WHAT YOU ARE ASKED TO DO:
Scan the lines below for "помещением"; report the number of lines that contain it, and only that.

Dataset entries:

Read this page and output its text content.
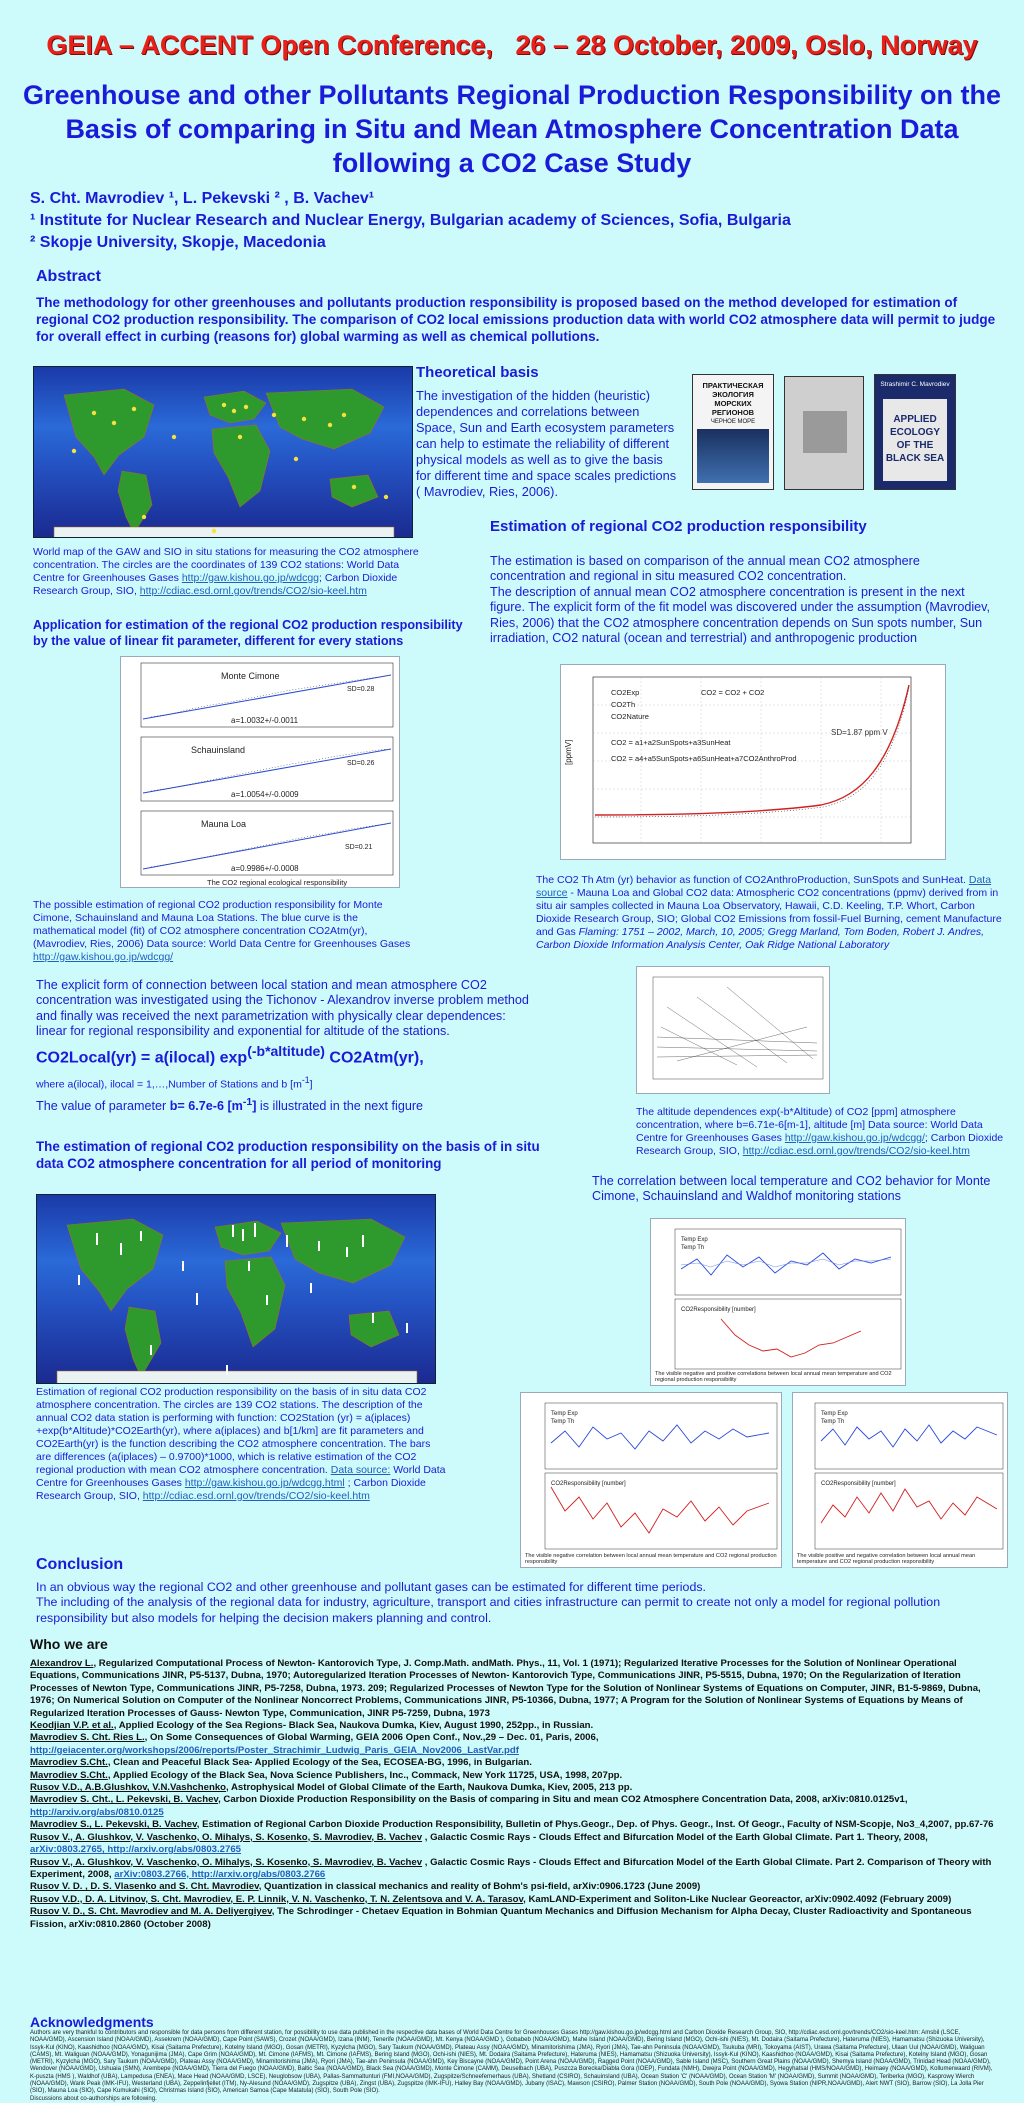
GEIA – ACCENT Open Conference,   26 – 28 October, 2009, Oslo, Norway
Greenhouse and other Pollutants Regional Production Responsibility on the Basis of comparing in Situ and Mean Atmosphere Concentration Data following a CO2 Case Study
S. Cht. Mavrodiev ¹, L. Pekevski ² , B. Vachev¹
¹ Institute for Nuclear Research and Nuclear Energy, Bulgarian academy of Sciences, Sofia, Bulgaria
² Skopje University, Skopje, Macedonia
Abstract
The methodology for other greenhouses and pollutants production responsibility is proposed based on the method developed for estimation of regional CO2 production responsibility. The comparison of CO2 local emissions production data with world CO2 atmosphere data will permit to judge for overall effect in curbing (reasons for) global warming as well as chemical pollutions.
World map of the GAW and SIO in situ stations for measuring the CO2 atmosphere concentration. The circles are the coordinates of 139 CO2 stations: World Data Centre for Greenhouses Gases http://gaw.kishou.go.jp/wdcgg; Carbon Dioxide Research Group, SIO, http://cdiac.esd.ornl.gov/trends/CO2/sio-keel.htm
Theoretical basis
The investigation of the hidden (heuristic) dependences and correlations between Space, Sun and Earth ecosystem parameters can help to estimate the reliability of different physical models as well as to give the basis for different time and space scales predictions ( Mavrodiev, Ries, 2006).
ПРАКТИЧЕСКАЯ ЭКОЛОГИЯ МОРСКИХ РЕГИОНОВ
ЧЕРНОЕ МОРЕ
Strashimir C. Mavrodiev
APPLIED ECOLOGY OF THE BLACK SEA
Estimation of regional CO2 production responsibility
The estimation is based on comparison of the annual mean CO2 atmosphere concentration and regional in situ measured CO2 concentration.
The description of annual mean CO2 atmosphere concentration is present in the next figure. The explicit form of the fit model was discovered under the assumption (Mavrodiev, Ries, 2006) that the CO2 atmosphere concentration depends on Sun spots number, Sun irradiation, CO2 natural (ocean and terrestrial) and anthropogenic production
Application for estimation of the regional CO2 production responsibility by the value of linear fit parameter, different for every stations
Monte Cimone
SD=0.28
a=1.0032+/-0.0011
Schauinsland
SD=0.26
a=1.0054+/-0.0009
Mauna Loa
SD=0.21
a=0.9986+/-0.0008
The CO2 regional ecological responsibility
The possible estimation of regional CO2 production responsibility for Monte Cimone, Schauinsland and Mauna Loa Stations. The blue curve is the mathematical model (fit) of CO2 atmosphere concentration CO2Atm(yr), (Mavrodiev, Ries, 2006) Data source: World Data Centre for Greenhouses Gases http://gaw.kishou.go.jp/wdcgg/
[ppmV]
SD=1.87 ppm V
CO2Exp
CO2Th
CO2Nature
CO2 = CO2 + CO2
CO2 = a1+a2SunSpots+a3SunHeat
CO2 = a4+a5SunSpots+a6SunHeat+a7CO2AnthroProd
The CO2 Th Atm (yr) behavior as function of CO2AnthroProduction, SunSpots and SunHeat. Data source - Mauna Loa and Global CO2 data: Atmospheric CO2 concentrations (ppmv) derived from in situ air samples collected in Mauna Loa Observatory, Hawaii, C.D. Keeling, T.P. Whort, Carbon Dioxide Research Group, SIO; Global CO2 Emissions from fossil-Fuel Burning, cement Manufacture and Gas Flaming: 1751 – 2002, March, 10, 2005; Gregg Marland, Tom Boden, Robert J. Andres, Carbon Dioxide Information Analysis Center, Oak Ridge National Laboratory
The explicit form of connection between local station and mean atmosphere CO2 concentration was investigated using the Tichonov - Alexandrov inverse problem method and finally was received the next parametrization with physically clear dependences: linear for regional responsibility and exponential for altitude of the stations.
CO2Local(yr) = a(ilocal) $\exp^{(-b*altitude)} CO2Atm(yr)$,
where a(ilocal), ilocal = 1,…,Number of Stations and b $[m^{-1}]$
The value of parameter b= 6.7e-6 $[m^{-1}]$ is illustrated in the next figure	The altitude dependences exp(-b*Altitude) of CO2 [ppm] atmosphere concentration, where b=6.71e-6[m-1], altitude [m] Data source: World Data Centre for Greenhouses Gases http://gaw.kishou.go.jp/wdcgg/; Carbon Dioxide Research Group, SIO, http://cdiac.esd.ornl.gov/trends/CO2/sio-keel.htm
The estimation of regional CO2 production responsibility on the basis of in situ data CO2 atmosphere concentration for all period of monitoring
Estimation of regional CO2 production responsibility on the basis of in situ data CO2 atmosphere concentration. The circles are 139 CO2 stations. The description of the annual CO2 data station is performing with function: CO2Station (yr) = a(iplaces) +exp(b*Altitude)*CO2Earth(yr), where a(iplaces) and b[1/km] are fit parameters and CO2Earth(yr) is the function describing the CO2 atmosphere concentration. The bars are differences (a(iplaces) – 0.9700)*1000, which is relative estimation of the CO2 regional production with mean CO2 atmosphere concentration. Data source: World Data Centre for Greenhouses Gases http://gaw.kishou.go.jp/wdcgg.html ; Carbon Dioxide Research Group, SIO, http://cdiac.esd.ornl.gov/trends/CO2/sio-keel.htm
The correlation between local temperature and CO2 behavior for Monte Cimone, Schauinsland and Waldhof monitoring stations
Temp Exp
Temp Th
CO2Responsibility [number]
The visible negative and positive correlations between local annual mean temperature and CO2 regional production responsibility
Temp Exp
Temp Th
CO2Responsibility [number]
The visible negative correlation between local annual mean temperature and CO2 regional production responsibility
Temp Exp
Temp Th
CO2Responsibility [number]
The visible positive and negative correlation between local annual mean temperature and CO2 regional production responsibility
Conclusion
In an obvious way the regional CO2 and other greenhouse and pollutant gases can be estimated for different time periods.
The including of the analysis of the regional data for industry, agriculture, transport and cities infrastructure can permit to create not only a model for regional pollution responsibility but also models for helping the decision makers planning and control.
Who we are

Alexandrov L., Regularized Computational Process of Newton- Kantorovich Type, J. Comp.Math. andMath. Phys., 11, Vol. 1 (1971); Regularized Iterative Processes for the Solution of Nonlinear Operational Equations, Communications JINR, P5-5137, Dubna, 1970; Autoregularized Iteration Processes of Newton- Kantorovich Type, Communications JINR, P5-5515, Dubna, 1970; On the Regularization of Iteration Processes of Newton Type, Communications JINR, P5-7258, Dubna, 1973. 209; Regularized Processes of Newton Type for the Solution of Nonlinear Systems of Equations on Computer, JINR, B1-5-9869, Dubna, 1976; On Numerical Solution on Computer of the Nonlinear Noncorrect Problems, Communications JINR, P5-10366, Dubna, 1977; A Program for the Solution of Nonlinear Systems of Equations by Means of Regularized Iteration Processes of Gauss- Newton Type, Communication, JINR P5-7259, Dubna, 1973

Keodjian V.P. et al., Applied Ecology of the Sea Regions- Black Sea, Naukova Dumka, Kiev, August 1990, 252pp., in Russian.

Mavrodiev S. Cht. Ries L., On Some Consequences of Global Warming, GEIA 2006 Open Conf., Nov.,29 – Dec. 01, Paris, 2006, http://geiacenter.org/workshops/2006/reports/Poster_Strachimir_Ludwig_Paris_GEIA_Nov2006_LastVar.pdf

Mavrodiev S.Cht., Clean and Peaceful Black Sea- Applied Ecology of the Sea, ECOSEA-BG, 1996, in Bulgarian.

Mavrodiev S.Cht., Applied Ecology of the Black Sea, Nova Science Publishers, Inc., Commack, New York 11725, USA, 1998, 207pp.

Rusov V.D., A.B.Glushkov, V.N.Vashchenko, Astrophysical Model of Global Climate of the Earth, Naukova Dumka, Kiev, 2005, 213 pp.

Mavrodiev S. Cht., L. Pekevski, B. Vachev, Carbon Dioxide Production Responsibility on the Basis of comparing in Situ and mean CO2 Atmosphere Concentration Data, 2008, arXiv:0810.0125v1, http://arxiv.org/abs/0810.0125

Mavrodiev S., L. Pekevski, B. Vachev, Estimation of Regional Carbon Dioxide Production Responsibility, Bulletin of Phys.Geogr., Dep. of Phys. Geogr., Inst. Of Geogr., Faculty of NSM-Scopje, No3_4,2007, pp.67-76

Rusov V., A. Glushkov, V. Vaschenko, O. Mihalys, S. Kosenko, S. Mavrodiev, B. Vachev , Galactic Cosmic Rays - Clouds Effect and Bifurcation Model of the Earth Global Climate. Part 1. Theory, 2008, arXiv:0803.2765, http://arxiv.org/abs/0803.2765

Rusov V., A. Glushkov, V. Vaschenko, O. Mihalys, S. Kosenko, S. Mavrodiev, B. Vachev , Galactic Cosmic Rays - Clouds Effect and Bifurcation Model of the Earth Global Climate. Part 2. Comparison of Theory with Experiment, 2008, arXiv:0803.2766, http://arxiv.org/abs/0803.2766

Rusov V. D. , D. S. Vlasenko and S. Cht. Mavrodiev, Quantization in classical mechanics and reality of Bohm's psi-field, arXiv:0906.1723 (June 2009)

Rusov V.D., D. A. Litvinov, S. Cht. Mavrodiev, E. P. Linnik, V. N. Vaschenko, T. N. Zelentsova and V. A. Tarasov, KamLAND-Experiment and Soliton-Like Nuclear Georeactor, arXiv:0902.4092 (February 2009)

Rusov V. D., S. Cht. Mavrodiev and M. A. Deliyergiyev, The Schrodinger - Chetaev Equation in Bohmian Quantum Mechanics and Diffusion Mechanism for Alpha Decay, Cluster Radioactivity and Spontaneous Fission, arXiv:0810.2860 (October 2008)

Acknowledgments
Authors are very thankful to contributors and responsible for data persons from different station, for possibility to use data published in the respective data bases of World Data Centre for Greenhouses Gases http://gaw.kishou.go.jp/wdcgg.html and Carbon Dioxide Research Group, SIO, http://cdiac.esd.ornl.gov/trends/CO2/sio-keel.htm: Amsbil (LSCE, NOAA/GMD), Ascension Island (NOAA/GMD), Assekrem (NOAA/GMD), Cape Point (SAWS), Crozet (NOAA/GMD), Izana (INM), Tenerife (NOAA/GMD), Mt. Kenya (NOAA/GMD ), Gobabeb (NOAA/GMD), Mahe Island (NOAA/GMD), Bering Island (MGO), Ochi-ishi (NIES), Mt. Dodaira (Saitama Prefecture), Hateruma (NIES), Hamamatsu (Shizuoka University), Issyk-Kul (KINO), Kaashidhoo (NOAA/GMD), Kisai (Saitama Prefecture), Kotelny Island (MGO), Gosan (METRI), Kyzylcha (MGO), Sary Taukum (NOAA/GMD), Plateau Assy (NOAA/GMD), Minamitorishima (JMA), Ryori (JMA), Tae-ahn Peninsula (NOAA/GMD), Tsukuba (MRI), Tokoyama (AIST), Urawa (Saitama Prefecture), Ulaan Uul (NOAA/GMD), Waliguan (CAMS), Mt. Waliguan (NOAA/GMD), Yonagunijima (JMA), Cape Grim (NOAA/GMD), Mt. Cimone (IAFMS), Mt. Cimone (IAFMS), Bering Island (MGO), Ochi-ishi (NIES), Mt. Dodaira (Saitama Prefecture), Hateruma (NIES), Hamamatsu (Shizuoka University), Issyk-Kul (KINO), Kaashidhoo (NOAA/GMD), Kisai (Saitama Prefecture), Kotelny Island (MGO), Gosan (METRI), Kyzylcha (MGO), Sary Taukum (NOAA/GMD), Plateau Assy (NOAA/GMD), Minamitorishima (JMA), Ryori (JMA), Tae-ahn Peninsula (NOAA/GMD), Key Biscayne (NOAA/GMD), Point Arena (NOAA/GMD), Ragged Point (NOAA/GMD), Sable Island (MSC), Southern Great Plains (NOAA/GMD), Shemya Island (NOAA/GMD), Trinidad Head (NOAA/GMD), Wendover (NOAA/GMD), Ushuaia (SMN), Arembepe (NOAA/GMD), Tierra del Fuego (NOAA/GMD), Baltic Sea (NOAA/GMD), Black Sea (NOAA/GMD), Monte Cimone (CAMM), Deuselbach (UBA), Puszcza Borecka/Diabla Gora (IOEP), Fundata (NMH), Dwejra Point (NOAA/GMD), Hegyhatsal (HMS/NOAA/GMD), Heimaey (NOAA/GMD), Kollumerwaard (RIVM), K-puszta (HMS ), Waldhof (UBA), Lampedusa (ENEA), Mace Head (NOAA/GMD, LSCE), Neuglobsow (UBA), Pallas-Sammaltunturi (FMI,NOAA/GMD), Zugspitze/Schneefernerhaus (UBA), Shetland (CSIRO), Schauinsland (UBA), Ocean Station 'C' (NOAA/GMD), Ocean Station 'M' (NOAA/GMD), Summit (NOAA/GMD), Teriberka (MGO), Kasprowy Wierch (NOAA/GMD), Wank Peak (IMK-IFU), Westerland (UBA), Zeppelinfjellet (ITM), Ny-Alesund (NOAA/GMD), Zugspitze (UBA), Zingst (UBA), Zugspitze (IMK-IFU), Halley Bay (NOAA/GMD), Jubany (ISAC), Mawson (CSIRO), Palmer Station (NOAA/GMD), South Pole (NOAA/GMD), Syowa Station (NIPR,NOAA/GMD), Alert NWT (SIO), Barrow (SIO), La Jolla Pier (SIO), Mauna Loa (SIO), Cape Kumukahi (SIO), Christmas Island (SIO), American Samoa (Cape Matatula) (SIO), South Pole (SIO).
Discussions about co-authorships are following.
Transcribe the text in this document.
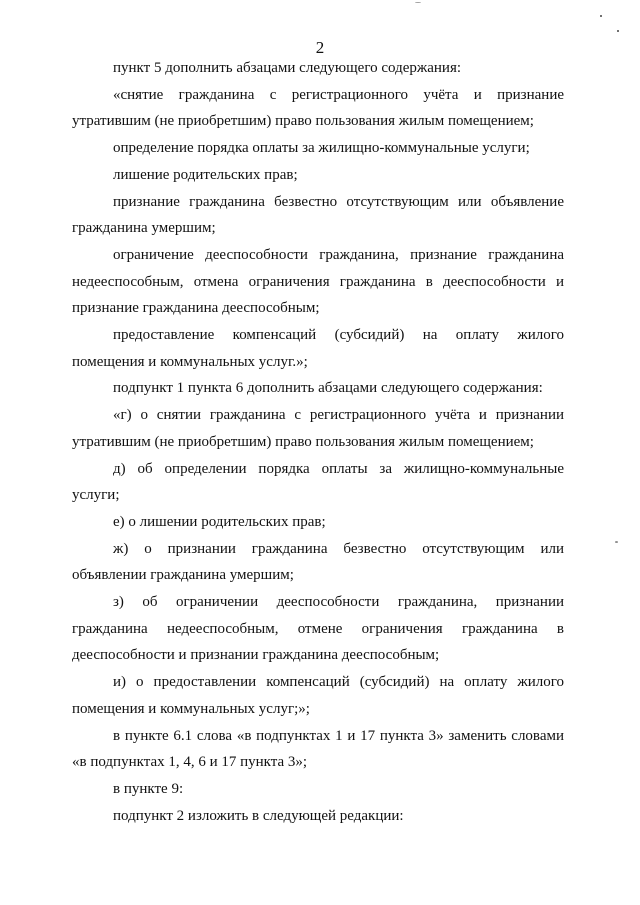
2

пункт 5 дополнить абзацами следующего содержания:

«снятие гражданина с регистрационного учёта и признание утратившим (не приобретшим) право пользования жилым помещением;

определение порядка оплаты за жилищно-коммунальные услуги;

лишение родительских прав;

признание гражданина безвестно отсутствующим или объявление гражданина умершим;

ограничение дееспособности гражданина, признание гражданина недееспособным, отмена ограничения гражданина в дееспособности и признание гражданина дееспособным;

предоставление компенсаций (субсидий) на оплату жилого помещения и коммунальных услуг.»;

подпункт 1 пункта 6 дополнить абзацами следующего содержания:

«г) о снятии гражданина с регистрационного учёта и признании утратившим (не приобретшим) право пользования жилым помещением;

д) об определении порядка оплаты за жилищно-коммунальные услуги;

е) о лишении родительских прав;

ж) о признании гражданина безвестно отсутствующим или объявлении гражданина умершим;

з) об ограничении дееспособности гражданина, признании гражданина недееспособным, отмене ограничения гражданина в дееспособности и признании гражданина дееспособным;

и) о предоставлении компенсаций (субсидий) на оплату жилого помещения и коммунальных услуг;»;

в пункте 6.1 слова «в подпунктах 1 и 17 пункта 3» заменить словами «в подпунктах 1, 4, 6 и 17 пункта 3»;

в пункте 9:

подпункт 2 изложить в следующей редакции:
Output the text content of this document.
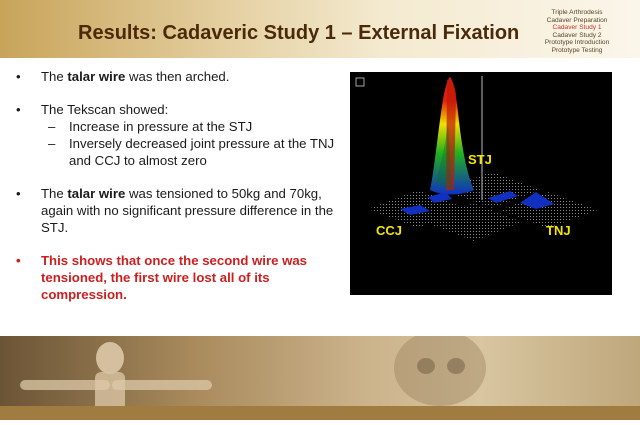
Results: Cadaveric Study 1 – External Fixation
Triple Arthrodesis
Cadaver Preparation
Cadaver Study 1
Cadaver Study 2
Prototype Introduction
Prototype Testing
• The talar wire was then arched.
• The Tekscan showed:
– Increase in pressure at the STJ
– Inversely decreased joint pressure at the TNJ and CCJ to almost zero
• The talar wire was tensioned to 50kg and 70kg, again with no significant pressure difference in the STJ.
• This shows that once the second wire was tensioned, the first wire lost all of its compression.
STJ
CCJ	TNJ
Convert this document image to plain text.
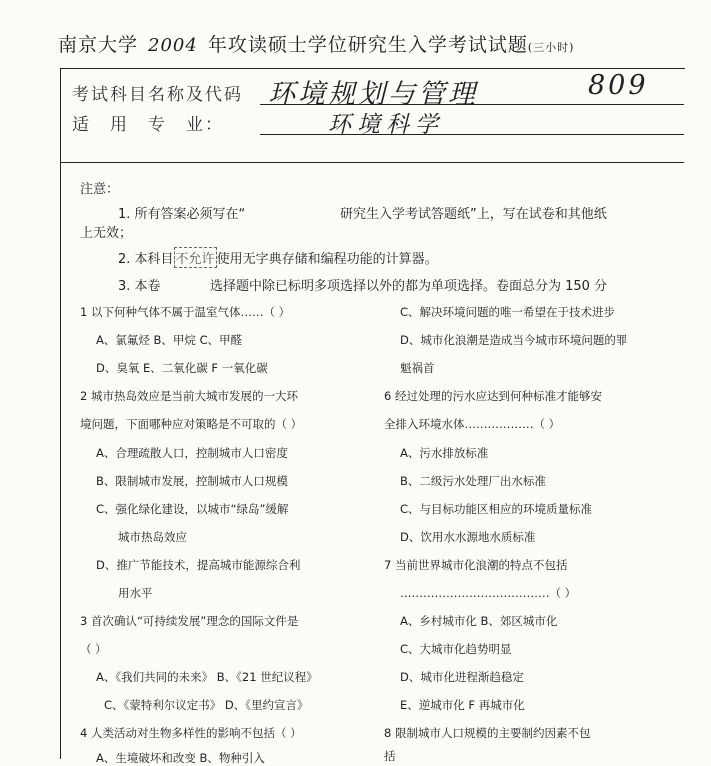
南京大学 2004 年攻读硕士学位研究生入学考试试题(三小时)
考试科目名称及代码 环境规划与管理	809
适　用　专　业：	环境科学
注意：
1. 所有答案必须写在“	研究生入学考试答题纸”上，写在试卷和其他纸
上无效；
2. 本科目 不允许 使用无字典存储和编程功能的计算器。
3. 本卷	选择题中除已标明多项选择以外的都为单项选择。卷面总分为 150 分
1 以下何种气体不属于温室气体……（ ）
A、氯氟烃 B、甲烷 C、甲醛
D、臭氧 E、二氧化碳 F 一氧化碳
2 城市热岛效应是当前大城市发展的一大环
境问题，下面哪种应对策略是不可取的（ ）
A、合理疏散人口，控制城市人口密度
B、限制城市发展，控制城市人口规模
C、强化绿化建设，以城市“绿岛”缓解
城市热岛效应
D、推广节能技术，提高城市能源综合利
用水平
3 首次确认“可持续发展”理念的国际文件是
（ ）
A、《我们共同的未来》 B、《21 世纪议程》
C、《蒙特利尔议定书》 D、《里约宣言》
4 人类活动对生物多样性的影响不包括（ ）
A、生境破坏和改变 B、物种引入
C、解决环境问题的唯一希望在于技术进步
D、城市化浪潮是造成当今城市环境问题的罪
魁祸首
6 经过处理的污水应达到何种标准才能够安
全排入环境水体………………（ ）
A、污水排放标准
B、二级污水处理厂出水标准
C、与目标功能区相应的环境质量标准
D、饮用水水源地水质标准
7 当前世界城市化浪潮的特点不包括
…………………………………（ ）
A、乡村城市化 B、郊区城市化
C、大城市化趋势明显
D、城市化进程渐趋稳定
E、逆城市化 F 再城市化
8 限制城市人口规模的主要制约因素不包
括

SOLUTION FOR THIS PROBLEM:
2